***** Texto mostrado *****
Nora Franco Madariaga/
Bilbao, 17/02/2022. Euskalduna Jauregia. 70 Temporada de ABAO Bilbao Opera.
La voix humaine de Francis Poulenc. Libreto de Jean Cocteau, basado en su obra de teatro homónima. Estreno: Opéra Comique de París, 1959.
Elle – Nicola Beller Carbone.
Eine florentinische Tragödie de Alexander von Zemlinsky. Libreto de Max Meyerfeld, traducción de la obra de Oscar Wilde A florentine tragedy. Estreno: Königliches Hoftheater de Stuttgart, 1917.
Bianca – Nicola Beller Carbone; Guido – Giogio Berrugi; Simone – Carsten Wittmoser.
Bilbao Orkestra Sinfonikoa; Dirección musical – Pedro Halffter; Dirección de escena y escenografía – Paco Azorín; Asistente de Dirección de escena – Alex Larumbe; Vestuario – Ana Garay; Iluminación – Pedro Yagüe; Asistente de iluminación – Eduardo Berja; Videoproyecciones – Pedro Chamizo; Maestra repetidora – Itziar Barredo; Producción – Coproducción del Gran Teatro del Liceu y Teatros del Canal, revisada por Paco Azorín para ABAO Bilbao Opera.
Hace poco, cuando hablábamos sobre Cavalleria rusticana y Pagliacci, citábamos los celos como una de esas intensas y complejas emociones a las que pocos pueden sustraerse. También son pocos los afortunados que se han librado de sufrir las pasiones que sirven como hilo conductor de los dos títulos que nos ocupan hoy: la traición y el (des)engaño, argumentos universales, tan inherentes al amor y las relaciones humanas que difícilmente nos resultarán desconocidos. De hecho, se podrían considerar temas recurrentes en la historia de la literatura, el teatro o –cómo no– la ópera, pero las dos obras que hoy nos ocupan abordan este tema desde perspectivas poco frecuentes o con giros inesperados que cambian la visión del espectador, porque si algo tuvo el siglo XX fue la voluntad de renovar, experimentar y romper conceptos preexistentes.
La primera de las óperas que nos ocupan, La voix humaine, es probablemente la más innovadora de las dos. Tal vez no lo sea al presentar un monólogo femenino, pues ya lo hemos podido ver en Erwartung de Schoenberg –con la que guarda, además, otras coincidencias temáticas– pero, el lenguaje musical completamente desarrollado y explícito, que no solo recoge exactamente lo que quiere expresar, sino que además lo hace de una forma completamente sensorial –y no escuetamente musical–, la convierten en una obra hipnótica donde el espectador –sintiéndose algo voyeur– participa de una conversación telefónica íntima, llena de silencios y sobreentendidos –excepcionalmente bien trasladados a la música–, donde la tecnología añade nudos a una comunicación ya de por sí emocionalmente amordazada.
*****
## Tareas propuestas:
1 > Devuelve literalmente el fragmento de la reseña de ópera que empieza en "La voix humaine de" y termina en "de Stuttgart, 1917.".
2 > Responde a estas preguntas según la reseña de ópera:
(a) ¿Quién se encarga de la dirección musical?
(b) ¿En qué teatro y en qué año se estrenó Eine florentinische Tragödie?
(c) ¿Qué obra de Schoenberg se menciona por presentar también un monólogo femenino?
3 > Continúa la reseña de ópera a partir de su última oración.
Lo que viene a continuación es material aparte, independiente de la reseña de ópera.
***** Material proporcionado *****
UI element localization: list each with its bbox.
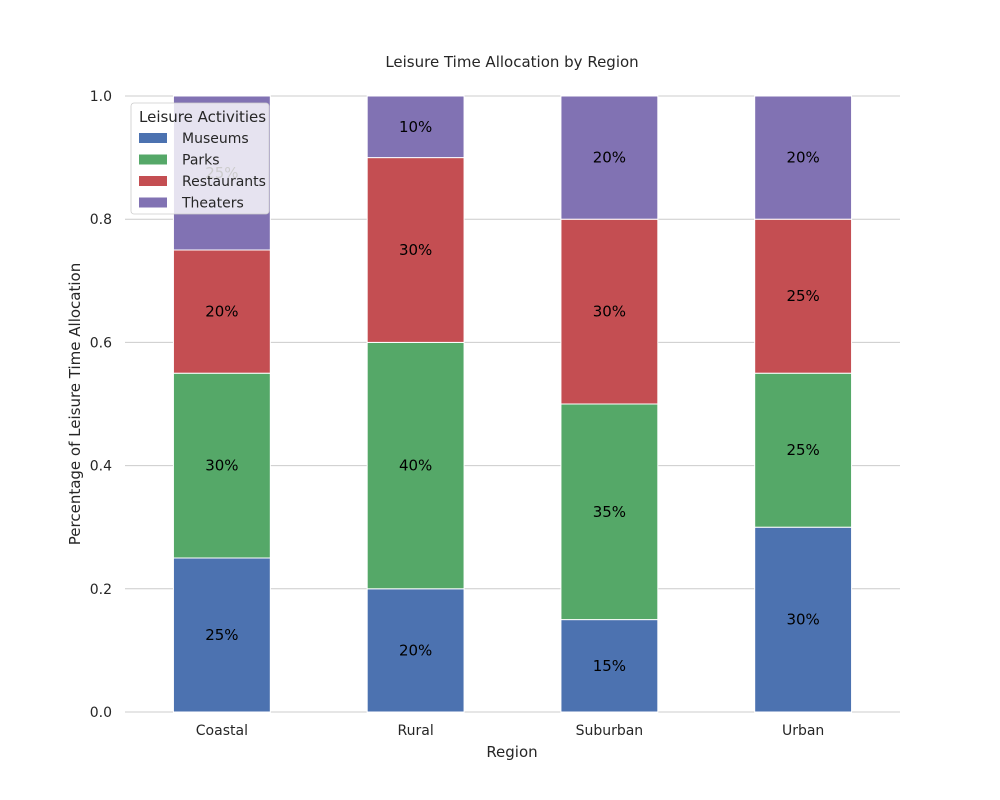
*****
## Respuestas dadas:
1 >
La voix humaine de Francis Poulenc. Libreto de Jean Cocteau, basado en su obra de teatro homónima. Estreno: Opéra Comique de París, 1959.
Elle – Nicola Beller Carbone.
Eine florentinische Tragödie de Alexander von Zemlinsky. Libreto de Max Meyerfeld, traducción de la obra de Oscar Wilde A florentine tragedy. Estreno: Königliches Hoftheater de Stuttgart, 1917.

2 >
(a) Pedro Halffter.
(b) En el Königliches Hoftheater de Stuttgart, en 1917.
(c) Erwartung.

3 >
En la propuesta de Paco Azorín, la orquesta, situada en penumbra en la parte posterior del escenario, deja a la soprano en una posición muy adelantada en escena, favoreciendo su labor vocal –ya conocemos las peculiares características del auditorio– y acercándola también al público, que invade impúdicamente la intimidad del cuarto de baño de la protagonista y presencia la desnudez de su angustia. Las videoproyecciones que acompañan la escena, así como los distintos cambios de vestuario, realzan el proceso interno que experimenta la protagonista a lo largo de la obra en su –vano– intento de mantener la conversación –y, al mismo tiempo, de algún modo, la relación– con el hombre que la abandona para casarse con otra.
Fabuloso el trabajo de la, en este caso, más actriz que cantante, Nicola Beller Carbone. Vocalmente la ópera no presenta un registro exigente y en ningún momento la melodía llega más allá de un parlato pero, precisamente, ese mimetismo de la línea de canto con la musicalidad propia de la lengua francesa, la perfecta dicción y esas frases eternamente entrecortadas –bien por los fallos de la línea telefónica, bien por las partes del diálogo del interlocutor al otro lado del teléfono que no podemos escuchar, bien por esas palabras que no salen, ahogadas en los labios antes de ser pronunciadas–, convierten la labor de la solista en un cautivador ejercicio de canto e interpretación.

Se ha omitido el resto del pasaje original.